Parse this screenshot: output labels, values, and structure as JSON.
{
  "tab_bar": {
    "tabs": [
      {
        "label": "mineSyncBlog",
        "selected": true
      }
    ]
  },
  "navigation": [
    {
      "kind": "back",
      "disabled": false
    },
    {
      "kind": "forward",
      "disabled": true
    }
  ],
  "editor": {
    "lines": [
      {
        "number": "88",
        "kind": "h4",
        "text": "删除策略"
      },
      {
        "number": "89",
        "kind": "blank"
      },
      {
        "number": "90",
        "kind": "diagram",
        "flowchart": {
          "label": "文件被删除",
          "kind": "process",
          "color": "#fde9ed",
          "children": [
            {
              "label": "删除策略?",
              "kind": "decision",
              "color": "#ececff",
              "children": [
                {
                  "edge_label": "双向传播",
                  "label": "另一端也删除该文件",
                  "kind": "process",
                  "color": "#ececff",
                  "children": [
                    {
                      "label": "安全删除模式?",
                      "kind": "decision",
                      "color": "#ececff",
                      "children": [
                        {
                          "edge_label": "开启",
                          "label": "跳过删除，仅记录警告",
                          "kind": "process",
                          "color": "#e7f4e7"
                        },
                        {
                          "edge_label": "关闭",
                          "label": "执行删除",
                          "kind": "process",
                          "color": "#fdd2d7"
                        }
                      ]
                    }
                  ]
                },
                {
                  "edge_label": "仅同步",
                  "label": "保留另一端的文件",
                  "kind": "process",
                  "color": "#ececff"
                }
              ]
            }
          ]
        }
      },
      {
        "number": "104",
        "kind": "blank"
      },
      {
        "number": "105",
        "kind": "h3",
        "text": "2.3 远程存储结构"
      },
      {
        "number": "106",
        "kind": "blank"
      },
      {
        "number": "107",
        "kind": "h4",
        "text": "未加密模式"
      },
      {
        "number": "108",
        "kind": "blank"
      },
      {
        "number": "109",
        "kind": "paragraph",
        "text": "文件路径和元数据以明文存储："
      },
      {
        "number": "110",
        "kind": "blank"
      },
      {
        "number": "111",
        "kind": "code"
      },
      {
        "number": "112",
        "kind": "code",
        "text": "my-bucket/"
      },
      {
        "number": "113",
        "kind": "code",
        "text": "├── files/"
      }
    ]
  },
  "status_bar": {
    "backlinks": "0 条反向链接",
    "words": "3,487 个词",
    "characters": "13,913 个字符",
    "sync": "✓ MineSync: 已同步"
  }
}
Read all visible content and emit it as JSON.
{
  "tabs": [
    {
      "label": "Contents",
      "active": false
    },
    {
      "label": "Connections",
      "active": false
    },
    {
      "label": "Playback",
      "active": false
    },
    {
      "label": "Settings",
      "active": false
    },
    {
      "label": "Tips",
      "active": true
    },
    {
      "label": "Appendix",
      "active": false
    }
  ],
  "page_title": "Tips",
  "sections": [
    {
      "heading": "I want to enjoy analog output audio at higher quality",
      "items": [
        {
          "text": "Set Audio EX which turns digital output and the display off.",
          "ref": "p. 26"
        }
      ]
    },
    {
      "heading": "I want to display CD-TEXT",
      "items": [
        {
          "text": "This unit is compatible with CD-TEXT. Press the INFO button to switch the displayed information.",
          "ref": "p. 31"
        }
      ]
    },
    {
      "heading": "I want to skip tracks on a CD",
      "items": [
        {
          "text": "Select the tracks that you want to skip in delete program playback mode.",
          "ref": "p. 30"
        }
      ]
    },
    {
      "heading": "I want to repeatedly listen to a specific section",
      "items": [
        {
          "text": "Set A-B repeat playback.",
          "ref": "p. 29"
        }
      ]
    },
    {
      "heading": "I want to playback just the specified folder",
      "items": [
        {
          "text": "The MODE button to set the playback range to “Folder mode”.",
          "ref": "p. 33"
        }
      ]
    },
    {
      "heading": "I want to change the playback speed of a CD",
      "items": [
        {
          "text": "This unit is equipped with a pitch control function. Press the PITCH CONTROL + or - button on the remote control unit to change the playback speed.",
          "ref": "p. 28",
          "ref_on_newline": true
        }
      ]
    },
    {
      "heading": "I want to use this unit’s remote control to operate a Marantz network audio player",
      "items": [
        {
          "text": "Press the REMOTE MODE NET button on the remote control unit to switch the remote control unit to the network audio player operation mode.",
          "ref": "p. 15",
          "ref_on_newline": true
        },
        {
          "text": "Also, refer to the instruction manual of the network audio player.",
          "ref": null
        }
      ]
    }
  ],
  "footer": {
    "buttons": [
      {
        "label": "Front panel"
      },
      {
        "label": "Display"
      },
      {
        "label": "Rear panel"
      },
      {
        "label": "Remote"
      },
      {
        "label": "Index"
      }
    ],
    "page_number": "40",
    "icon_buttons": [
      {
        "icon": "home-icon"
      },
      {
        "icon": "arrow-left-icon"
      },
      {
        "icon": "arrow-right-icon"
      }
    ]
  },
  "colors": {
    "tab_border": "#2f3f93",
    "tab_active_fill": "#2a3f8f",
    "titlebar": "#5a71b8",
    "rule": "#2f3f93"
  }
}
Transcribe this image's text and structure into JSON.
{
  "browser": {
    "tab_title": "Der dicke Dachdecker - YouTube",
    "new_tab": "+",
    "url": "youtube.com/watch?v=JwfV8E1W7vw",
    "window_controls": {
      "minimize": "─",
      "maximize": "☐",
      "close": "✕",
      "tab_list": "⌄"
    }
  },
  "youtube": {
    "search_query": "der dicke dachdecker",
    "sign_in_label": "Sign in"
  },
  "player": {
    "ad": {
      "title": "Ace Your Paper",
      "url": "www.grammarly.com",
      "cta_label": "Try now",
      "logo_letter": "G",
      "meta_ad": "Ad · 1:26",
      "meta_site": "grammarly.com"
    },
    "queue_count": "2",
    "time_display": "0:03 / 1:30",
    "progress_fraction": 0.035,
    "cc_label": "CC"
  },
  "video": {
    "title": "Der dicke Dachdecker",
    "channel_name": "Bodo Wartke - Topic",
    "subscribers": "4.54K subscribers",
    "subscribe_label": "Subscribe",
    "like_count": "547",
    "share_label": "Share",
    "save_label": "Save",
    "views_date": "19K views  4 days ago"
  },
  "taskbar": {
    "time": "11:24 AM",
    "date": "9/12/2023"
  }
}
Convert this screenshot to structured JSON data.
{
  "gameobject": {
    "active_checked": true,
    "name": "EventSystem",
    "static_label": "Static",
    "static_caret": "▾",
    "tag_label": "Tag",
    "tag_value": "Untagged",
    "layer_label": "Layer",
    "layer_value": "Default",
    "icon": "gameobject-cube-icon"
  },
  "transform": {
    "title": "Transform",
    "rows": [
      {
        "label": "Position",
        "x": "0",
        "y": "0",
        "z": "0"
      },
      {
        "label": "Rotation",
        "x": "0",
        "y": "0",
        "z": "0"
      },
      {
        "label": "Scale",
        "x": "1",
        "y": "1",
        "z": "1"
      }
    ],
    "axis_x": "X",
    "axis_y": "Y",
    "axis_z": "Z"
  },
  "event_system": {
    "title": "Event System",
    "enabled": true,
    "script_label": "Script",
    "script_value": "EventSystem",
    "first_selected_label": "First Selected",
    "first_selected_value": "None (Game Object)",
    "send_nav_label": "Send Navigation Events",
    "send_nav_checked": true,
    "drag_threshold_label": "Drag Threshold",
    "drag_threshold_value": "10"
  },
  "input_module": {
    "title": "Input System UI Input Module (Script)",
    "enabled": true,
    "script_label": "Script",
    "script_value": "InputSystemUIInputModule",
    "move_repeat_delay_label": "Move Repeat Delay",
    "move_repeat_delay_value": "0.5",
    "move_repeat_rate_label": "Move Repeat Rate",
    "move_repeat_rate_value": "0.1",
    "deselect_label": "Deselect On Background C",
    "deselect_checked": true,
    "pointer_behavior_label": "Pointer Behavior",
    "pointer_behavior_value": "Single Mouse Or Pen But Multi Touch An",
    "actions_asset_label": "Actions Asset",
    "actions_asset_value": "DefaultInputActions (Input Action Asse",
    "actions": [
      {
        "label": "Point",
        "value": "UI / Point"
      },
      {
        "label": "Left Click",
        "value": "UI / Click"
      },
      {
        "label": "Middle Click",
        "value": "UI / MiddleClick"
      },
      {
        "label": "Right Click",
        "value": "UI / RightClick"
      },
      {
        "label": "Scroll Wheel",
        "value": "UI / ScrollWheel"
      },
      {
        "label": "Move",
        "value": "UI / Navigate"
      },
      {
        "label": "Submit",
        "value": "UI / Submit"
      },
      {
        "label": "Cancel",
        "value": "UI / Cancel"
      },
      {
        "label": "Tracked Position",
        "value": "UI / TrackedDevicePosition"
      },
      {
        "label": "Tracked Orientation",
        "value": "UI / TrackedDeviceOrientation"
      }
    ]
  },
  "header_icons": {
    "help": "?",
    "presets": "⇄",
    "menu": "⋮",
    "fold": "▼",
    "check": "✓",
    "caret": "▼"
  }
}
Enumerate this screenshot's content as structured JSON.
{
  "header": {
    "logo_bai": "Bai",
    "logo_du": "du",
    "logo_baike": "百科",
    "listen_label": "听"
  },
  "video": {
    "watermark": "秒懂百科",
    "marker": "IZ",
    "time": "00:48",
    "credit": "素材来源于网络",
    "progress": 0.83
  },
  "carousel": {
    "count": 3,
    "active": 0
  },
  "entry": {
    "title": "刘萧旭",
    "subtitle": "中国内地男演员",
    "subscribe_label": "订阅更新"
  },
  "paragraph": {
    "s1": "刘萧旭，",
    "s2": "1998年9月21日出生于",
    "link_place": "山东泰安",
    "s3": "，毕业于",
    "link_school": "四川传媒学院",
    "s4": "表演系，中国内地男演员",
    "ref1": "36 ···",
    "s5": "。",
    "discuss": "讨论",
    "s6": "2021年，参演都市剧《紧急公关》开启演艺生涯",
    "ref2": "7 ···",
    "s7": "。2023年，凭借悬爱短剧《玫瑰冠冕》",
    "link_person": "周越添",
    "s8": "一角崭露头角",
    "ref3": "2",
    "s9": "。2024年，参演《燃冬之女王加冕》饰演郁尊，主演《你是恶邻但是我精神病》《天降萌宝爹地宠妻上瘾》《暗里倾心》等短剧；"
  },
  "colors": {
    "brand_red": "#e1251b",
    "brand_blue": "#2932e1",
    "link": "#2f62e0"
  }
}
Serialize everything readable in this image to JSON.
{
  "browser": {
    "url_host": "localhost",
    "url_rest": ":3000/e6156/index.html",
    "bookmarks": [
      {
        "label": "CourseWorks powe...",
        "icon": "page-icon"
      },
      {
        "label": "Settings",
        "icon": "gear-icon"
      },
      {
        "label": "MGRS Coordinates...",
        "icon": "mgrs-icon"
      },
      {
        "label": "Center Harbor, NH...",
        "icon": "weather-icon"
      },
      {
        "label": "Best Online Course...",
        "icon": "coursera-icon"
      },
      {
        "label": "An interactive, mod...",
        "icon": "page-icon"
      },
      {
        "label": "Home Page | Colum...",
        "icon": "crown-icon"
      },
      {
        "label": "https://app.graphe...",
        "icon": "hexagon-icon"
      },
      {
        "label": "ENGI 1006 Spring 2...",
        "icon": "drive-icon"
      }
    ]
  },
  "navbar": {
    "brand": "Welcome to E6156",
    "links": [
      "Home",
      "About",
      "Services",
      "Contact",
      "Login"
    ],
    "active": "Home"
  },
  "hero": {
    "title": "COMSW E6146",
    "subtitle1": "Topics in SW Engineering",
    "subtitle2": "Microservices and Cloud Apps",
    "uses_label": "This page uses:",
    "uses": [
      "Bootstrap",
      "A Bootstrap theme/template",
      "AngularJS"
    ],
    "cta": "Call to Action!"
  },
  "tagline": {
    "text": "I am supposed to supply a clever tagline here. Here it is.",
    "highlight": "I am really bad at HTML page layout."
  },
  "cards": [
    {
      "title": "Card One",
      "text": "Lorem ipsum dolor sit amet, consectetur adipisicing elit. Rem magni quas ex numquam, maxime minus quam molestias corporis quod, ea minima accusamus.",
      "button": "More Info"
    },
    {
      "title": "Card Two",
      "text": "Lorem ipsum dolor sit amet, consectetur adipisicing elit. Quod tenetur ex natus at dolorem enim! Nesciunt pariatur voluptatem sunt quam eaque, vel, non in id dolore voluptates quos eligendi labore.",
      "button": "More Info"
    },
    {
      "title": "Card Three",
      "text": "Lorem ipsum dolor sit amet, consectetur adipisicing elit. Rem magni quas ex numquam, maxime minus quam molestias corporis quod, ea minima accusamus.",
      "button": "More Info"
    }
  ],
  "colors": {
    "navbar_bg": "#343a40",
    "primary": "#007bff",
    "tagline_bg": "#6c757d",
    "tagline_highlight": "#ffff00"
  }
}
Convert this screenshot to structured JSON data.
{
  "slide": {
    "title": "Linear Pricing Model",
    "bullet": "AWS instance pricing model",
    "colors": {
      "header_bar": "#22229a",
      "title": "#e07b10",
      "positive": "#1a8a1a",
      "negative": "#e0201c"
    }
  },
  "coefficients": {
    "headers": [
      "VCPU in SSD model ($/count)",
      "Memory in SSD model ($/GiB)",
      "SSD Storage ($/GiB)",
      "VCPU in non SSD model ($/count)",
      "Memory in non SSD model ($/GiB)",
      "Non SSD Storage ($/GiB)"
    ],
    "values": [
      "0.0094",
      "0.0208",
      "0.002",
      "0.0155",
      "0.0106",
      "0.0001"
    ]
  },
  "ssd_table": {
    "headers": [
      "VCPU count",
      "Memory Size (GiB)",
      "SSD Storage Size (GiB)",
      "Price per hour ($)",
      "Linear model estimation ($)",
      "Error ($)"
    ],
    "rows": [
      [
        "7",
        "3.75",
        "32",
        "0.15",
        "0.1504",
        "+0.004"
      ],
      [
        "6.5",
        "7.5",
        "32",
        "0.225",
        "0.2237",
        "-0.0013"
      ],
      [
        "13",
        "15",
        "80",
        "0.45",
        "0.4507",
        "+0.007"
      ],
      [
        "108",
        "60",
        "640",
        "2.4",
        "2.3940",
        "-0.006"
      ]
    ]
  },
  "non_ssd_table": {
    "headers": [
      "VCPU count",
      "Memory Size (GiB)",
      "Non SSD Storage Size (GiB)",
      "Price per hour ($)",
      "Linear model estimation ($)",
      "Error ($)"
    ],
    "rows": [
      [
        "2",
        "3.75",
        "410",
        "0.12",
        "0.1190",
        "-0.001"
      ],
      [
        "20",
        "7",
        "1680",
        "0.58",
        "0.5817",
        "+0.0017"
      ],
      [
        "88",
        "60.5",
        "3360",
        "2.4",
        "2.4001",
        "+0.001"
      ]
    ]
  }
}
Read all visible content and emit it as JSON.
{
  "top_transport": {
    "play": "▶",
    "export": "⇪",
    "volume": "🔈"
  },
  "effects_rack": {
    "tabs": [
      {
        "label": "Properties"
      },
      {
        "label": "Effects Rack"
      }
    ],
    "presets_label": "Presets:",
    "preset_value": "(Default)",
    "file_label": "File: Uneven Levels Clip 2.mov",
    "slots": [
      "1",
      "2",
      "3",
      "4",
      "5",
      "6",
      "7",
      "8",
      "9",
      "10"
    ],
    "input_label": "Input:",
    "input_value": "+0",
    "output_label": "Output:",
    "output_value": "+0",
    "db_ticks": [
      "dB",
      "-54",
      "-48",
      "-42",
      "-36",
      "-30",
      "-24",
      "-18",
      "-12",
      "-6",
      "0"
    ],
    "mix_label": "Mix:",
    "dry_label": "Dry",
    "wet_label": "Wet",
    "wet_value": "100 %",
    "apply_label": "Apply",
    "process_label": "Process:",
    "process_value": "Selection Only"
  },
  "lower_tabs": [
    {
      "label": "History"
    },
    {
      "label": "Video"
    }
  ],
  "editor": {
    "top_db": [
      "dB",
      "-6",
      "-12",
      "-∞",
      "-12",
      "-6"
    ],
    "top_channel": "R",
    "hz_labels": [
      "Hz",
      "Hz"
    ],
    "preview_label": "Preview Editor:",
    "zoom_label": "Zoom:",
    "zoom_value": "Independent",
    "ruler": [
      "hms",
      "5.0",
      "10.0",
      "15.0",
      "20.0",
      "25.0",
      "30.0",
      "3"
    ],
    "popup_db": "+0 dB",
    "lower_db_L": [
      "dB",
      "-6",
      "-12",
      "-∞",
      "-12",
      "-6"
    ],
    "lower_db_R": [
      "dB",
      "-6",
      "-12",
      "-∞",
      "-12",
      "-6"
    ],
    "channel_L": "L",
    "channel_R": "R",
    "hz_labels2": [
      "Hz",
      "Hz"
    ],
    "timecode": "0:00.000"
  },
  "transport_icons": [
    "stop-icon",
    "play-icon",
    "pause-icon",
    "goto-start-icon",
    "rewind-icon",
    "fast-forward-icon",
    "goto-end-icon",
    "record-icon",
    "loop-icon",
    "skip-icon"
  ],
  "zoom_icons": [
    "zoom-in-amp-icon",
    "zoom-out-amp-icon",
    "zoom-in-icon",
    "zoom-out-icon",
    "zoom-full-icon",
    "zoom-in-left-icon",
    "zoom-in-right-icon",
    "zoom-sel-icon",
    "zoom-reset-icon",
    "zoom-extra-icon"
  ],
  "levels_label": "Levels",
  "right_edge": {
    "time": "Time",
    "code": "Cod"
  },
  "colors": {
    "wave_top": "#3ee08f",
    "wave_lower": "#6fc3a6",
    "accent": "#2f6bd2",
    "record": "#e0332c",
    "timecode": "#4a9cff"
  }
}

§

Give only the number of lines that include the word "image".

Worked answer »
2